## Task description:
Copy the records that follow exactly as written, but not their pictures.
* Start *
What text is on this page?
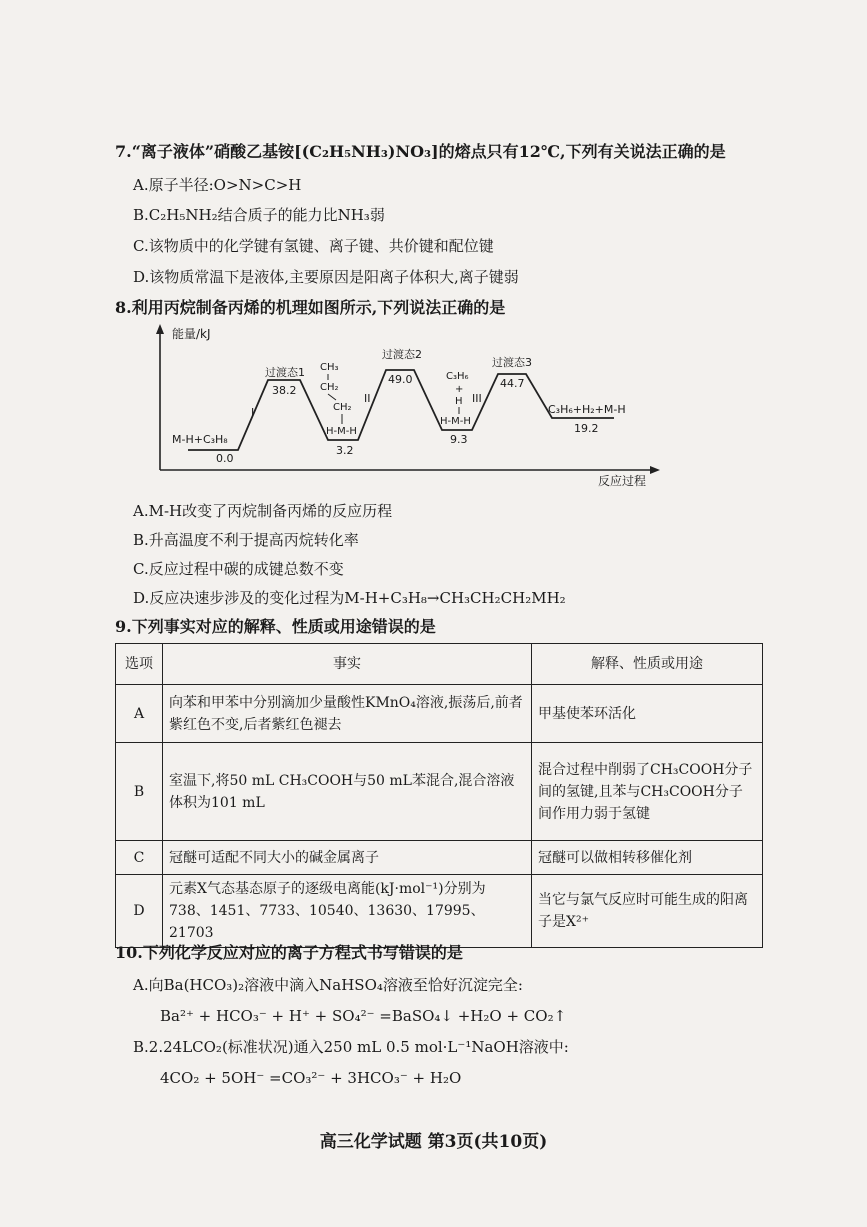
7.“离子液体”硝酸乙基铵[(C₂H₅NH₃)NO₃]的熔点只有12℃,下列有关说法正确的是
A.原子半径:O>N>C>H
B.C₂H₅NH₂结合质子的能力比NH₃弱
C.该物质中的化学键有氢键、离子键、共价键和配位键
D.该物质常温下是液体,主要原因是阳离子体积大,离子键弱
8.利用丙烷制备丙烯的机理如图所示,下列说法正确的是
能量/kJ
反应过程
M-H+C₃H₈
0.0
过渡态1
38.2
I
CH₃
CH₂
CH₂
H-M-H
3.2
II
过渡态2
49.0	C₃H₆
+
H
H-M-H
9.3
III
过渡态3
44.7
C₃H₆+H₂+M-H
19.2
A.M-H改变了丙烷制备丙烯的反应历程
B.升高温度不利于提高丙烷转化率
C.反应过程中碳的成键总数不变
D.反应决速步涉及的变化过程为M-H+C₃H₈→CH₃CH₂CH₂MH₂
9.下列事实对应的解释、性质或用途错误的是
选项	事实	解释、性质或用途
A	向苯和甲苯中分别滴加少量酸性KMnO₄溶液,振荡后,前者紫红色不变,后者紫红色褪去	甲基使苯环活化
B	室温下,将50 mL CH₃COOH与50 mL苯混合,混合溶液体积为101 mL	混合过程中削弱了CH₃COOH分子间的氢键,且苯与CH₃COOH分子间作用力弱于氢键
C	冠醚可适配不同大小的碱金属离子	冠醚可以做相转移催化剂
D	元素X气态基态原子的逐级电离能(kJ·mol⁻¹)分别为738、1451、7733、10540、13630、17995、21703	当它与氯气反应时可能生成的阳离子是X²⁺
10.下列化学反应对应的离子方程式书写错误的是
A.向Ba(HCO₃)₂溶液中滴入NaHSO₄溶液至恰好沉淀完全:
Ba²⁺ + HCO₃⁻ + H⁺ + SO₄²⁻ =BaSO₄↓ +H₂O + CO₂↑
B.2.24LCO₂(标准状况)通入250 mL 0.5 mol·L⁻¹NaOH溶液中:
4CO₂ + 5OH⁻ =CO₃²⁻ + 3HCO₃⁻ + H₂O
高三化学试题 第3页(共10页)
* End *
## The output:
What text is on this page?
7.“离子液体”硝酸乙基铵[(C₂H₅NH₃)NO₃]的熔点只有12℃,下列有关说法正确的是
A.原子半径:O>N>C>H
B.C₂H₅NH₂结合质子的能力比NH₃弱
C.该物质中的化学键有氢键、离子键、共价键和配位键
D.该物质常温下是液体,主要原因是阳离子体积大,离子键弱
8.利用丙烷制备丙烯的机理如图所示,下列说法正确的是
能量/kJ
反应过程
M-H+C₃H₈
0.0
过渡态1
38.2
I
CH₃
CH₂
CH₂
H-M-H
3.2
II
过渡态2
49.0	C₃H₆
+
H
H-M-H
9.3
III
过渡态3
44.7
C₃H₆+H₂+M-H
19.2
A.M-H改变了丙烷制备丙烯的反应历程
B.升高温度不利于提高丙烷转化率
C.反应过程中碳的成键总数不变
D.反应决速步涉及的变化过程为M-H+C₃H₈→CH₃CH₂CH₂MH₂
9.下列事实对应的解释、性质或用途错误的是
选项	事实	解释、性质或用途
A	向苯和甲苯中分别滴加少量酸性KMnO₄溶液,振荡后,前者紫红色不变,后者紫红色褪去	甲基使苯环活化
B	室温下,将50 mL CH₃COOH与50 mL苯混合,混合溶液体积为101 mL	混合过程中削弱了CH₃COOH分子间的氢键,且苯与CH₃COOH分子间作用力弱于氢键
C	冠醚可适配不同大小的碱金属离子	冠醚可以做相转移催化剂
D	元素X气态基态原子的逐级电离能(kJ·mol⁻¹)分别为738、1451、7733、10540、13630、17995、21703	当它与氯气反应时可能生成的阳离子是X²⁺
10.下列化学反应对应的离子方程式书写错误的是
A.向Ba(HCO₃)₂溶液中滴入NaHSO₄溶液至恰好沉淀完全:
Ba²⁺ + HCO₃⁻ + H⁺ + SO₄²⁻ =BaSO₄↓ +H₂O + CO₂↑
B.2.24LCO₂(标准状况)通入250 mL 0.5 mol·L⁻¹NaOH溶液中:
4CO₂ + 5OH⁻ =CO₃²⁻ + 3HCO₃⁻ + H₂O
高三化学试题 第3页(共10页)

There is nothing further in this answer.